YOUR TASK: Quote the passage of the intangible assets note between "Intangible assets – customer relationship, net" and "Accumulated amortization   (1,382,132)", inclusive.

SOURCE TEXT:
━━━━

8. INTANGIBLE ASSETS – CUSTOMBER RELATIONSHIPS, NET

 

Intangible assets –customer relationships, net represents customer relationships related to the Yantai Tianzheng workforce acquired during the Yantai Tianzheng acquisition as described in Note 4. Customer relationships are amortized on a straight line basis over periods of 5 and 8 years.

 

Intangible assets – customer relationship, net at March 31, 2012 is as follow:

 

   March 31, 2012
(unaudited)
 
Customer relationships, at cost  $14,475,904 
Accumulated amortization   (1,382,132)
      
Intangible assets – customer relationships, net  $13,093,772 

 

16
 

  

Amortization expense amounted $ 460,711 and $0 for the three months ended March 31, 2012 and 2011, respectively. Amortization expense amounted to $ 1,382,132 and $0 for the nine months ended March 31, 2012 and 2011, respectively.

━━━━

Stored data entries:
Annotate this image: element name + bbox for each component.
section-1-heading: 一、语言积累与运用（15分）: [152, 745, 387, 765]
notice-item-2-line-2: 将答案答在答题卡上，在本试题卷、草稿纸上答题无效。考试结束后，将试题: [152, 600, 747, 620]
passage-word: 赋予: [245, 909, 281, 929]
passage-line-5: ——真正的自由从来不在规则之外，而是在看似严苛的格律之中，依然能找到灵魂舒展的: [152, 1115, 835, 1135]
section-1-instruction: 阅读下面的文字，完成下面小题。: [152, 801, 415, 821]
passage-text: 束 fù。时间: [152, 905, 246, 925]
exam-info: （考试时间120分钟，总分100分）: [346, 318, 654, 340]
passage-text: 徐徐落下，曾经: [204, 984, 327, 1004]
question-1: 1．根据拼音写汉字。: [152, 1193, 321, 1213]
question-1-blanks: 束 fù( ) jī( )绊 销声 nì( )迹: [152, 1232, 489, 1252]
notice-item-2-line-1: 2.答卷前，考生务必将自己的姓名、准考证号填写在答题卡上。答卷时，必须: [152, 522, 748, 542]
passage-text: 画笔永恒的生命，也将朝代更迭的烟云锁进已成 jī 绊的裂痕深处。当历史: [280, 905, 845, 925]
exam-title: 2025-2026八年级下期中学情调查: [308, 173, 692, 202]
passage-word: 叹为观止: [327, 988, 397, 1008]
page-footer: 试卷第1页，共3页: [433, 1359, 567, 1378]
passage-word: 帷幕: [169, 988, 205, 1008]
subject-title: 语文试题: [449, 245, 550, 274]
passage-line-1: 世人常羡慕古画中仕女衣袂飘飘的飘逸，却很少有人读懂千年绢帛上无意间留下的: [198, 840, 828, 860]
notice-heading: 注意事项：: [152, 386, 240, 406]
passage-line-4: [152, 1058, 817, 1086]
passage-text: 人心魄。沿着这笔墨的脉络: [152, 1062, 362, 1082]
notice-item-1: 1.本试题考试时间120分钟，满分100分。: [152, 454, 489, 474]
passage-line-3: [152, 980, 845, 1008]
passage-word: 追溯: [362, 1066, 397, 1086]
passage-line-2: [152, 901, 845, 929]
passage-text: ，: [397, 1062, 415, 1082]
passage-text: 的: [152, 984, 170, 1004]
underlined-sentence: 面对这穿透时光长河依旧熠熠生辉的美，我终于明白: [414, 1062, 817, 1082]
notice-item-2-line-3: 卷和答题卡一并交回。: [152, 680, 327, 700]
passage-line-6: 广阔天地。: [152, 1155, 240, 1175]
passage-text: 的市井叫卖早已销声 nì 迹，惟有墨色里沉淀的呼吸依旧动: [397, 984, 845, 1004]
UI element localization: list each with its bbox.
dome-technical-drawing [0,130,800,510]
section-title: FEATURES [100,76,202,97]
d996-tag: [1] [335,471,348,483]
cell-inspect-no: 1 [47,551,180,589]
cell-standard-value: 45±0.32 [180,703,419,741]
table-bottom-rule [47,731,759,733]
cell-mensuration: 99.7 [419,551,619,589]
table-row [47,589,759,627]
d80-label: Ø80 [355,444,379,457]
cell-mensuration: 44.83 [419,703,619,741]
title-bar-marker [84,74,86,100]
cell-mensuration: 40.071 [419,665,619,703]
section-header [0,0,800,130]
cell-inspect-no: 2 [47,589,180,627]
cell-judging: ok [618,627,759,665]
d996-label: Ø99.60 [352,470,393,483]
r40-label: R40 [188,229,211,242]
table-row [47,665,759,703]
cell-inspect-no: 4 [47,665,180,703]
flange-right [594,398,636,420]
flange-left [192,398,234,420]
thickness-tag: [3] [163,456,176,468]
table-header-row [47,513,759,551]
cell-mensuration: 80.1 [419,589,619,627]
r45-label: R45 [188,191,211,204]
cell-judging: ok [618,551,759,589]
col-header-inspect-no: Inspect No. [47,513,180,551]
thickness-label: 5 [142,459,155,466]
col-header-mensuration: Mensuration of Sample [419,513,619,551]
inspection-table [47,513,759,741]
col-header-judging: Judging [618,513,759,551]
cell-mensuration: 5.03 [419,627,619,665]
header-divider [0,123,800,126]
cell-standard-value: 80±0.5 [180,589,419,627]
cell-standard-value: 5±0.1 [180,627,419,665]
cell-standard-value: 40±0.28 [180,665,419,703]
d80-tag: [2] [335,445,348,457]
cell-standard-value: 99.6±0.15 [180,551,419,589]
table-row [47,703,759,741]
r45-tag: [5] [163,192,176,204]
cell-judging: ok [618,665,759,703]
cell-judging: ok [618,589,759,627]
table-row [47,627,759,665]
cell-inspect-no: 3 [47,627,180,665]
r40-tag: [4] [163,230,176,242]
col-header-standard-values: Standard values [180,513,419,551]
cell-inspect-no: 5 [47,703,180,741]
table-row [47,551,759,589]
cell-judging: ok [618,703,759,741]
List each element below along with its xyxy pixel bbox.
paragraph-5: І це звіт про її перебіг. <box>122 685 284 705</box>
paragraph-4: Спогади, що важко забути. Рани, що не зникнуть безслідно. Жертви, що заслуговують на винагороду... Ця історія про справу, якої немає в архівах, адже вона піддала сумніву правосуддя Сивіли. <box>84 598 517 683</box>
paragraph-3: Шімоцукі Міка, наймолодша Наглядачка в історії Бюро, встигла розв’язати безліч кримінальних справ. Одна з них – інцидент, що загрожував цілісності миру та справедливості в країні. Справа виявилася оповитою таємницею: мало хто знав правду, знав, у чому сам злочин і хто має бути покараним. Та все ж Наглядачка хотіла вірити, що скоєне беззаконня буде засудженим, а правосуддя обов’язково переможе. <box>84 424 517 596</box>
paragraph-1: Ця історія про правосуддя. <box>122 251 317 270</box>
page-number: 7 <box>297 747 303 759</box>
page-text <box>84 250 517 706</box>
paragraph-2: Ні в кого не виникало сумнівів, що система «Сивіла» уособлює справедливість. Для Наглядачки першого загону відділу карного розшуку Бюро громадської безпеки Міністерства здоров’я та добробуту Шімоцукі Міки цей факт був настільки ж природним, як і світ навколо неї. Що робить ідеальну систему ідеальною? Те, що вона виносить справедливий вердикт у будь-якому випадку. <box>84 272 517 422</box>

━━━━

EXERCISE RESULT:
Intangible assets – customer relationship, net at March 31, 2012 is as follow:

 

   March 31, 2012
(unaudited)
 
Customer relationships, at cost  $14,475,904 
Accumulated amortization   (1,382,132)